PROVIDED INFORMATION
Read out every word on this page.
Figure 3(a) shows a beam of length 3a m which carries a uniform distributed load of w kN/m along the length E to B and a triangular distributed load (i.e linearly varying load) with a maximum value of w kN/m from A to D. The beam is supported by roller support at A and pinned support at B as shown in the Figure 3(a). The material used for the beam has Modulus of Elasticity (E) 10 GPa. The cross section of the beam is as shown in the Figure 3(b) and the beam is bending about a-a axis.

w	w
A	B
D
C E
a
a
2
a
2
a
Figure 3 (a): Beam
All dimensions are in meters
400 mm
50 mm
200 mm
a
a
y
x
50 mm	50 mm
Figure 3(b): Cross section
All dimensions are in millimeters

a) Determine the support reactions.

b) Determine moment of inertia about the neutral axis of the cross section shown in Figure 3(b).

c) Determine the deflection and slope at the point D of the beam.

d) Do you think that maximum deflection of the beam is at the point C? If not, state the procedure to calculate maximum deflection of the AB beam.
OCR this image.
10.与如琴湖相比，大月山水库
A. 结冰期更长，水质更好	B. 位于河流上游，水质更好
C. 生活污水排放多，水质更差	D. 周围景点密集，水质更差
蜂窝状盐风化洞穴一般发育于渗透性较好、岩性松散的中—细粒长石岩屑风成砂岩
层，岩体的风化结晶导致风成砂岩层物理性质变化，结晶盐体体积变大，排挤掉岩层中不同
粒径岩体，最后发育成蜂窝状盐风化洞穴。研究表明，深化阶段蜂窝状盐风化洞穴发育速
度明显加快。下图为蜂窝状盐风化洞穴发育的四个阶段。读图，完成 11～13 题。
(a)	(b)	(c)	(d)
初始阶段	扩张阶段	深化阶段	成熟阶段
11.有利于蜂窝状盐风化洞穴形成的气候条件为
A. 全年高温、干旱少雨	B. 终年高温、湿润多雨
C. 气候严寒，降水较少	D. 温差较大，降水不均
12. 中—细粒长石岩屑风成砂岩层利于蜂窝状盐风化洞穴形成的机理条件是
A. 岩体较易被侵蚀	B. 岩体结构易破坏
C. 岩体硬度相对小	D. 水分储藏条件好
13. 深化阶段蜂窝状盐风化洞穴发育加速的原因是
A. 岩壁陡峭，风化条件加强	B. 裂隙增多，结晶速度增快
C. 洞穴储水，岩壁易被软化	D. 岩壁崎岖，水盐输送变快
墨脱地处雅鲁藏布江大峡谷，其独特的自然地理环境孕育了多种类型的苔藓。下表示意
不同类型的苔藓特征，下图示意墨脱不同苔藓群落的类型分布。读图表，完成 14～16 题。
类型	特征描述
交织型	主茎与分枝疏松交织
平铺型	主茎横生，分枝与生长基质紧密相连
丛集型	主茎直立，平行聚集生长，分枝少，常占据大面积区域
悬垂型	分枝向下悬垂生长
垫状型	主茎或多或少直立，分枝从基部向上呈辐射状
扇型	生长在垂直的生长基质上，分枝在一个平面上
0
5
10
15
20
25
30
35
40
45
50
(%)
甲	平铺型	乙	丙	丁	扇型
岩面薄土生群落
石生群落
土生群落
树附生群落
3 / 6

EXERCISE DETAILS
Repeat all the entries exactly as given.

THE RESULT
Read out every word on this page.
Figure 3(a) shows a beam of length 3a m which carries a uniform distributed load of w kN/m along the length E to B and a triangular distributed load (i.e linearly varying load) with a maximum value of w kN/m from A to D. The beam is supported by roller support at A and pinned support at B as shown in the Figure 3(a). The material used for the beam has Modulus of Elasticity (E) 10 GPa. The cross section of the beam is as shown in the Figure 3(b) and the beam is bending about a-a axis.

w	w
A	B
D
C E
a
a
2
a
2
a
Figure 3 (a): Beam
All dimensions are in meters
400 mm
50 mm
200 mm
a
a
y
x
50 mm	50 mm
Figure 3(b): Cross section
All dimensions are in millimeters

a) Determine the support reactions.

b) Determine moment of inertia about the neutral axis of the cross section shown in Figure 3(b).

c) Determine the deflection and slope at the point D of the beam.

d) Do you think that maximum deflection of the beam is at the point C? If not, state the procedure to calculate maximum deflection of the AB beam.
OCR this image.
10.与如琴湖相比，大月山水库
A. 结冰期更长，水质更好	B. 位于河流上游，水质更好
C. 生活污水排放多，水质更差	D. 周围景点密集，水质更差
蜂窝状盐风化洞穴一般发育于渗透性较好、岩性松散的中—细粒长石岩屑风成砂岩
层，岩体的风化结晶导致风成砂岩层物理性质变化，结晶盐体体积变大，排挤掉岩层中不同
粒径岩体，最后发育成蜂窝状盐风化洞穴。研究表明，深化阶段蜂窝状盐风化洞穴发育速
度明显加快。下图为蜂窝状盐风化洞穴发育的四个阶段。读图，完成 11～13 题。
(a)	(b)	(c)	(d)
初始阶段	扩张阶段	深化阶段	成熟阶段
11.有利于蜂窝状盐风化洞穴形成的气候条件为
A. 全年高温、干旱少雨	B. 终年高温、湿润多雨
C. 气候严寒，降水较少	D. 温差较大，降水不均
12. 中—细粒长石岩屑风成砂岩层利于蜂窝状盐风化洞穴形成的机理条件是
A. 岩体较易被侵蚀	B. 岩体结构易破坏
C. 岩体硬度相对小	D. 水分储藏条件好
13. 深化阶段蜂窝状盐风化洞穴发育加速的原因是
A. 岩壁陡峭，风化条件加强	B. 裂隙增多，结晶速度增快
C. 洞穴储水，岩壁易被软化	D. 岩壁崎岖，水盐输送变快
墨脱地处雅鲁藏布江大峡谷，其独特的自然地理环境孕育了多种类型的苔藓。下表示意
不同类型的苔藓特征，下图示意墨脱不同苔藓群落的类型分布。读图表，完成 14～16 题。
类型	特征描述
交织型	主茎与分枝疏松交织
平铺型	主茎横生，分枝与生长基质紧密相连
丛集型	主茎直立，平行聚集生长，分枝少，常占据大面积区域
悬垂型	分枝向下悬垂生长
垫状型	主茎或多或少直立，分枝从基部向上呈辐射状
扇型	生长在垂直的生长基质上，分枝在一个平面上
0
5
10
15
20
25
30
35
40
45
50
(%)
甲	平铺型	乙	丙	丁	扇型
岩面薄土生群落
石生群落
土生群落
树附生群落
3 / 6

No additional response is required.